* SHORT EXERCISE: Return all lines with the word "public" in them.
==== RECORDS PROVIDED
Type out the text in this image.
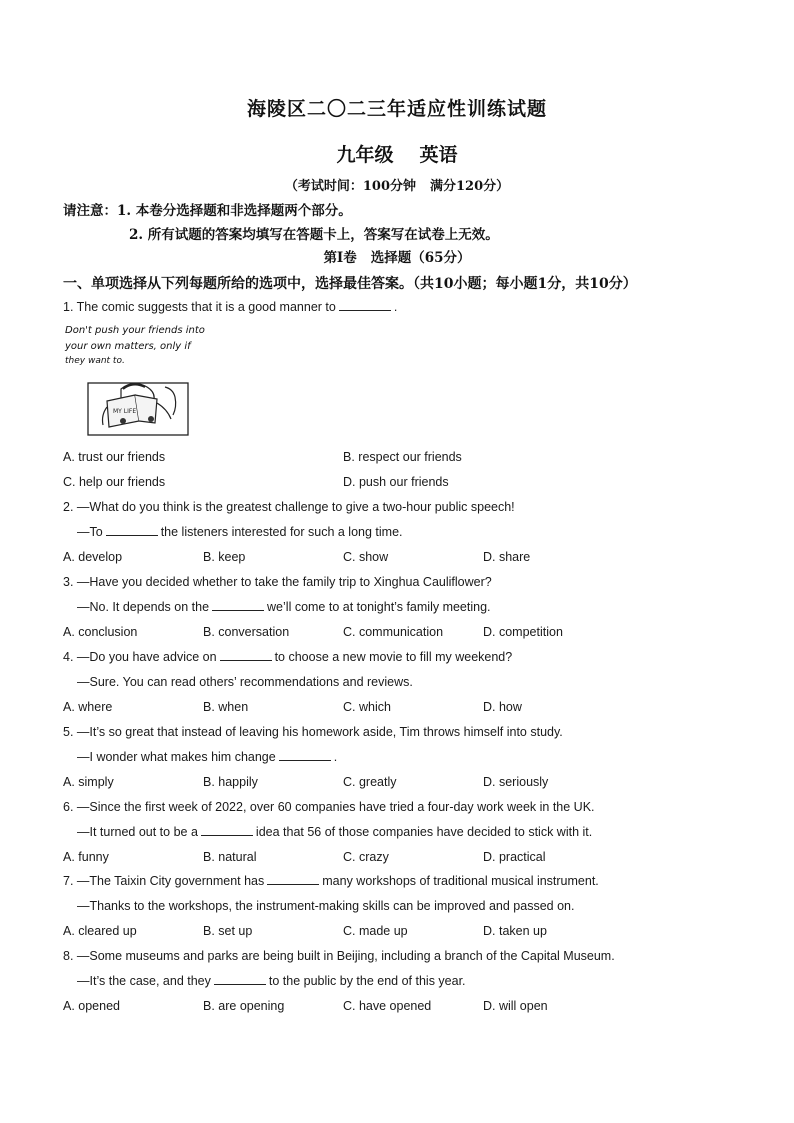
海陵区二〇二三年适应性训练试题
九年级 英语
（考试时间：100分钟 满分120分）
请注意：1. 本卷分选择题和非选择题两个部分。
2. 所有试题的答案均填写在答题卡上，答案写在试卷上无效。
第Ⅰ卷 选择题（65分）
一、单项选择从下列每题所给的选项中，选择最佳答案。（共10小题；每小题1分，共10分）
Don't push your friends into
your own matters, only if
they want to.
MY LIFE
1. The comic suggests that it is a good manner to	.
A. trust our friends	B. respect our friends
C. help our friends	D. push our friends
2. —What do you think is the greatest challenge to give a two-hour public speech!
—To	the listeners interested for such a long time.
A. develop	B. keep	C. show	D. share
3. —Have you decided whether to take the family trip to Xinghua Cauliflower?
—No. It depends on the	we’ll come to at tonight’s family meeting.
A. conclusion	B. conversation	C. communication	D. competition
4. —Do you have advice on	to choose a new movie to fill my weekend?
—Sure. You can read others’ recommendations and reviews.
A. where	B. when	C. which	D. how
5. —It’s so great that instead of leaving his homework aside, Tim throws himself into study.
—I wonder what makes him change	.
A. simply	B. happily	C. greatly	D. seriously
6. —Since the first week of 2022, over 60 companies have tried a four-day work week in the UK.
—It turned out to be a	idea that 56 of those companies have decided to stick with it.
A. funny	B. natural	C. crazy	D. practical
7. —The Taixin City government has	many workshops of traditional musical instrument.
—Thanks to the workshops, the instrument-making skills can be improved and passed on.
A. cleared up	B. set up	C. made up	D. taken up
8. —Some museums and parks are being built in Beijing, including a branch of the Capital Museum.
—It’s the case, and they	to the public by the end of this year.
A. opened	B. are opening	C. have opened	D. will open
========
* RESULT:
2. —What do you think is the greatest challenge to give a two-hour public speech!
—It’s the case, and they	to the public by the end of this year.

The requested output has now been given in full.